## Required work
All entries below are to be set down again, identical to the source.

Extracted records:

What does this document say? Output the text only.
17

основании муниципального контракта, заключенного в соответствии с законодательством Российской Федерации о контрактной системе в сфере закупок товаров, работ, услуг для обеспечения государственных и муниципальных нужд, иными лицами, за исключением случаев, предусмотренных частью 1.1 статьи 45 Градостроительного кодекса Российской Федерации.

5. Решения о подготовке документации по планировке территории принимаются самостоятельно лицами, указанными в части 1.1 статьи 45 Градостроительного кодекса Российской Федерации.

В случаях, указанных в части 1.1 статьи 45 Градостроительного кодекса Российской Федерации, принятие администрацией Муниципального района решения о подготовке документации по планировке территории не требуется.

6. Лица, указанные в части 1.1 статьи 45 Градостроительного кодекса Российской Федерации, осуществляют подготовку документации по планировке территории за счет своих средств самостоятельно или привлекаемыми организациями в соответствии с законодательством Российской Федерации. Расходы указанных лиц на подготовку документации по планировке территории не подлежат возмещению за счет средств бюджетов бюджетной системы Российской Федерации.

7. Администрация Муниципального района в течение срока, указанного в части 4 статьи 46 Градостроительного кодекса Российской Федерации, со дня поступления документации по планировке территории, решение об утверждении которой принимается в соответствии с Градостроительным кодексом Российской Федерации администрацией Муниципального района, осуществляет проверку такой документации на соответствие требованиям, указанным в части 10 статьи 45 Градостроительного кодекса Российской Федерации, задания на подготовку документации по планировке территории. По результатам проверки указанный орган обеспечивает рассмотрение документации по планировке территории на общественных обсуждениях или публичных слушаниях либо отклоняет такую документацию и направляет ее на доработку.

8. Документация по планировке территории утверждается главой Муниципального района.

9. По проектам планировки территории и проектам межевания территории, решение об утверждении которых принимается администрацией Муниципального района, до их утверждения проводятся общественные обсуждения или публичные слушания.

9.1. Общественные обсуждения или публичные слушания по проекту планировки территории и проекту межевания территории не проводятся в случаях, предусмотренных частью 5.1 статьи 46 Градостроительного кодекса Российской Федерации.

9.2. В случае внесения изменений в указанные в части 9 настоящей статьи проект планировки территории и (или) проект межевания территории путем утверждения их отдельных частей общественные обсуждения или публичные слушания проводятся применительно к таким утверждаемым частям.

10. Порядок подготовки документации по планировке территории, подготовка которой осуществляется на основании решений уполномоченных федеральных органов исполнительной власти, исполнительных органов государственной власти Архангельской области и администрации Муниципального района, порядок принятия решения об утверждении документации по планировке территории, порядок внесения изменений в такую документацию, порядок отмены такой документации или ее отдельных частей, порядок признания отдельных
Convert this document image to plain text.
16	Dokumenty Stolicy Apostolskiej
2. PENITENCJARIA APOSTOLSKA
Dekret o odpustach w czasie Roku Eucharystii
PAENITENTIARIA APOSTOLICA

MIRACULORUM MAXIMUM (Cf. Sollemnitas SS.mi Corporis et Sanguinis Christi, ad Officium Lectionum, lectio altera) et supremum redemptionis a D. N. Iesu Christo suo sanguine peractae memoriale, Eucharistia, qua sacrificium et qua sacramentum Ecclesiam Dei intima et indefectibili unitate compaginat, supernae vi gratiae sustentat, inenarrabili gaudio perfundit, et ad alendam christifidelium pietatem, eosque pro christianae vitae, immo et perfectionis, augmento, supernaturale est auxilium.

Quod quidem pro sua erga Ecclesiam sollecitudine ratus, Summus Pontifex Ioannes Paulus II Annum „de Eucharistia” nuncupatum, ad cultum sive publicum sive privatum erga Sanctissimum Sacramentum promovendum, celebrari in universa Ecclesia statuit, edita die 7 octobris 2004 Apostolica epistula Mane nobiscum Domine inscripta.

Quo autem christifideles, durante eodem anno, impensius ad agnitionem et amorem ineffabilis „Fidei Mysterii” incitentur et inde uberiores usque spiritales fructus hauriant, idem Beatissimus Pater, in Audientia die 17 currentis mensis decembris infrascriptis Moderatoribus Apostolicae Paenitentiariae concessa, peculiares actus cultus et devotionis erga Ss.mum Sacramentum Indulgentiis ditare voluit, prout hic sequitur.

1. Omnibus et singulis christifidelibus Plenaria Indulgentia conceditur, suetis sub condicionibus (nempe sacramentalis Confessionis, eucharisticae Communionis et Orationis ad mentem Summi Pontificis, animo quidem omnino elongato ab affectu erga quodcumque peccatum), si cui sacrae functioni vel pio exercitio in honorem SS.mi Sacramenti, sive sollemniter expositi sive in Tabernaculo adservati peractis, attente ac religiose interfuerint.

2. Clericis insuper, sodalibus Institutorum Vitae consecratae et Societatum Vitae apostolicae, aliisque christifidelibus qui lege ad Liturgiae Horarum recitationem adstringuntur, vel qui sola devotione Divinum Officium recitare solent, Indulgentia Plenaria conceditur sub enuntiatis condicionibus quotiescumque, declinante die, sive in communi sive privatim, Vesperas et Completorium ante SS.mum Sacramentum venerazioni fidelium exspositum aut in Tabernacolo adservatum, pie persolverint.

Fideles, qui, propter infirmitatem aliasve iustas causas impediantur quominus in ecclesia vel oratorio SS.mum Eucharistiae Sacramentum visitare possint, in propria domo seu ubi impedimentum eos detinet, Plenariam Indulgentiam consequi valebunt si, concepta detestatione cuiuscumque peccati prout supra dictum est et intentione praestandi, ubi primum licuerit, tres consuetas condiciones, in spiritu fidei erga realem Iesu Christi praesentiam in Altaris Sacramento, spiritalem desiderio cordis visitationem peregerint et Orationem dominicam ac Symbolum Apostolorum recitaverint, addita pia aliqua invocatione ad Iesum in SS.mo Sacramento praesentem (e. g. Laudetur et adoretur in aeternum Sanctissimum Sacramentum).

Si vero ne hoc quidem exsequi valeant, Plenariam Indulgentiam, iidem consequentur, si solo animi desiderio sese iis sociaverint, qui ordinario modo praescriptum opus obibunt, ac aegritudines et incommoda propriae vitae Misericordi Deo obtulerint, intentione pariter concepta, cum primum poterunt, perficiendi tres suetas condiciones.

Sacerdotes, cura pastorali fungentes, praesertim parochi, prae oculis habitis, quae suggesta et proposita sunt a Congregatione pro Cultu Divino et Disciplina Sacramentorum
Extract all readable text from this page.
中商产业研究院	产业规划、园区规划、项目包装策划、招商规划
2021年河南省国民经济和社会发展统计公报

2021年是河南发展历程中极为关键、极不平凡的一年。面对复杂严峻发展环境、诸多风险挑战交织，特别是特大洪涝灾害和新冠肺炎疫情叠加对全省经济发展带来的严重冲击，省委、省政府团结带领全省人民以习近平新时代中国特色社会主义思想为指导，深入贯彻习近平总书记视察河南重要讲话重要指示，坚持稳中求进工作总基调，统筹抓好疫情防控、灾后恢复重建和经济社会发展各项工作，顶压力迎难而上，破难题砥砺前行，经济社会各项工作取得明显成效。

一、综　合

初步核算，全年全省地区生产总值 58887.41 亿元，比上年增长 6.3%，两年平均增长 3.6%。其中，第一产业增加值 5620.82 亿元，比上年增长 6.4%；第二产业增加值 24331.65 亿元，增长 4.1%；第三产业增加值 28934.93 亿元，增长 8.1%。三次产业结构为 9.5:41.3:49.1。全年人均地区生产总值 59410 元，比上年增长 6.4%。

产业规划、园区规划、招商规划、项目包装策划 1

## Correct output
What does this document say? Output the text only.
17

основании муниципального контракта, заключенного в соответствии с законодательством Российской Федерации о контрактной системе в сфере закупок товаров, работ, услуг для обеспечения государственных и муниципальных нужд, иными лицами, за исключением случаев, предусмотренных частью 1.1 статьи 45 Градостроительного кодекса Российской Федерации.

5. Решения о подготовке документации по планировке территории принимаются самостоятельно лицами, указанными в части 1.1 статьи 45 Градостроительного кодекса Российской Федерации.

В случаях, указанных в части 1.1 статьи 45 Градостроительного кодекса Российской Федерации, принятие администрацией Муниципального района решения о подготовке документации по планировке территории не требуется.

6. Лица, указанные в части 1.1 статьи 45 Градостроительного кодекса Российской Федерации, осуществляют подготовку документации по планировке территории за счет своих средств самостоятельно или привлекаемыми организациями в соответствии с законодательством Российской Федерации. Расходы указанных лиц на подготовку документации по планировке территории не подлежат возмещению за счет средств бюджетов бюджетной системы Российской Федерации.

7. Администрация Муниципального района в течение срока, указанного в части 4 статьи 46 Градостроительного кодекса Российской Федерации, со дня поступления документации по планировке территории, решение об утверждении которой принимается в соответствии с Градостроительным кодексом Российской Федерации администрацией Муниципального района, осуществляет проверку такой документации на соответствие требованиям, указанным в части 10 статьи 45 Градостроительного кодекса Российской Федерации, задания на подготовку документации по планировке территории. По результатам проверки указанный орган обеспечивает рассмотрение документации по планировке территории на общественных обсуждениях или публичных слушаниях либо отклоняет такую документацию и направляет ее на доработку.

8. Документация по планировке территории утверждается главой Муниципального района.

9. По проектам планировки территории и проектам межевания территории, решение об утверждении которых принимается администрацией Муниципального района, до их утверждения проводятся общественные обсуждения или публичные слушания.

9.1. Общественные обсуждения или публичные слушания по проекту планировки территории и проекту межевания территории не проводятся в случаях, предусмотренных частью 5.1 статьи 46 Градостроительного кодекса Российской Федерации.

9.2. В случае внесения изменений в указанные в части 9 настоящей статьи проект планировки территории и (или) проект межевания территории путем утверждения их отдельных частей общественные обсуждения или публичные слушания проводятся применительно к таким утверждаемым частям.

10. Порядок подготовки документации по планировке территории, подготовка которой осуществляется на основании решений уполномоченных федеральных органов исполнительной власти, исполнительных органов государственной власти Архангельской области и администрации Муниципального района, порядок принятия решения об утверждении документации по планировке территории, порядок внесения изменений в такую документацию, порядок отмены такой документации или ее отдельных частей, порядок признания отдельных
Convert this document image to plain text.
16	Dokumenty Stolicy Apostolskiej
2. PENITENCJARIA APOSTOLSKA
Dekret o odpustach w czasie Roku Eucharystii
PAENITENTIARIA APOSTOLICA

MIRACULORUM MAXIMUM (Cf. Sollemnitas SS.mi Corporis et Sanguinis Christi, ad Officium Lectionum, lectio altera) et supremum redemptionis a D. N. Iesu Christo suo sanguine peractae memoriale, Eucharistia, qua sacrificium et qua sacramentum Ecclesiam Dei intima et indefectibili unitate compaginat, supernae vi gratiae sustentat, inenarrabili gaudio perfundit, et ad alendam christifidelium pietatem, eosque pro christianae vitae, immo et perfectionis, augmento, supernaturale est auxilium.

Quod quidem pro sua erga Ecclesiam sollecitudine ratus, Summus Pontifex Ioannes Paulus II Annum „de Eucharistia” nuncupatum, ad cultum sive publicum sive privatum erga Sanctissimum Sacramentum promovendum, celebrari in universa Ecclesia statuit, edita die 7 octobris 2004 Apostolica epistula Mane nobiscum Domine inscripta.

Quo autem christifideles, durante eodem anno, impensius ad agnitionem et amorem ineffabilis „Fidei Mysterii” incitentur et inde uberiores usque spiritales fructus hauriant, idem Beatissimus Pater, in Audientia die 17 currentis mensis decembris infrascriptis Moderatoribus Apostolicae Paenitentiariae concessa, peculiares actus cultus et devotionis erga Ss.mum Sacramentum Indulgentiis ditare voluit, prout hic sequitur.

1. Omnibus et singulis christifidelibus Plenaria Indulgentia conceditur, suetis sub condicionibus (nempe sacramentalis Confessionis, eucharisticae Communionis et Orationis ad mentem Summi Pontificis, animo quidem omnino elongato ab affectu erga quodcumque peccatum), si cui sacrae functioni vel pio exercitio in honorem SS.mi Sacramenti, sive sollemniter expositi sive in Tabernaculo adservati peractis, attente ac religiose interfuerint.

2. Clericis insuper, sodalibus Institutorum Vitae consecratae et Societatum Vitae apostolicae, aliisque christifidelibus qui lege ad Liturgiae Horarum recitationem adstringuntur, vel qui sola devotione Divinum Officium recitare solent, Indulgentia Plenaria conceditur sub enuntiatis condicionibus quotiescumque, declinante die, sive in communi sive privatim, Vesperas et Completorium ante SS.mum Sacramentum venerazioni fidelium exspositum aut in Tabernacolo adservatum, pie persolverint.

Fideles, qui, propter infirmitatem aliasve iustas causas impediantur quominus in ecclesia vel oratorio SS.mum Eucharistiae Sacramentum visitare possint, in propria domo seu ubi impedimentum eos detinet, Plenariam Indulgentiam consequi valebunt si, concepta detestatione cuiuscumque peccati prout supra dictum est et intentione praestandi, ubi primum licuerit, tres consuetas condiciones, in spiritu fidei erga realem Iesu Christi praesentiam in Altaris Sacramento, spiritalem desiderio cordis visitationem peregerint et Orationem dominicam ac Symbolum Apostolorum recitaverint, addita pia aliqua invocatione ad Iesum in SS.mo Sacramento praesentem (e. g. Laudetur et adoretur in aeternum Sanctissimum Sacramentum).

Si vero ne hoc quidem exsequi valeant, Plenariam Indulgentiam, iidem consequentur, si solo animi desiderio sese iis sociaverint, qui ordinario modo praescriptum opus obibunt, ac aegritudines et incommoda propriae vitae Misericordi Deo obtulerint, intentione pariter concepta, cum primum poterunt, perficiendi tres suetas condiciones.

Sacerdotes, cura pastorali fungentes, praesertim parochi, prae oculis habitis, quae suggesta et proposita sunt a Congregatione pro Cultu Divino et Disciplina Sacramentorum
Extract all readable text from this page.
中商产业研究院	产业规划、园区规划、项目包装策划、招商规划
2021年河南省国民经济和社会发展统计公报

2021年是河南发展历程中极为关键、极不平凡的一年。面对复杂严峻发展环境、诸多风险挑战交织，特别是特大洪涝灾害和新冠肺炎疫情叠加对全省经济发展带来的严重冲击，省委、省政府团结带领全省人民以习近平新时代中国特色社会主义思想为指导，深入贯彻习近平总书记视察河南重要讲话重要指示，坚持稳中求进工作总基调，统筹抓好疫情防控、灾后恢复重建和经济社会发展各项工作，顶压力迎难而上，破难题砥砺前行，经济社会各项工作取得明显成效。

一、综　合

初步核算，全年全省地区生产总值 58887.41 亿元，比上年增长 6.3%，两年平均增长 3.6%。其中，第一产业增加值 5620.82 亿元，比上年增长 6.4%；第二产业增加值 24331.65 亿元，增长 4.1%；第三产业增加值 28934.93 亿元，增长 8.1%。三次产业结构为 9.5:41.3:49.1。全年人均地区生产总值 59410 元，比上年增长 6.4%。

产业规划、园区规划、招商规划、项目包装策划 1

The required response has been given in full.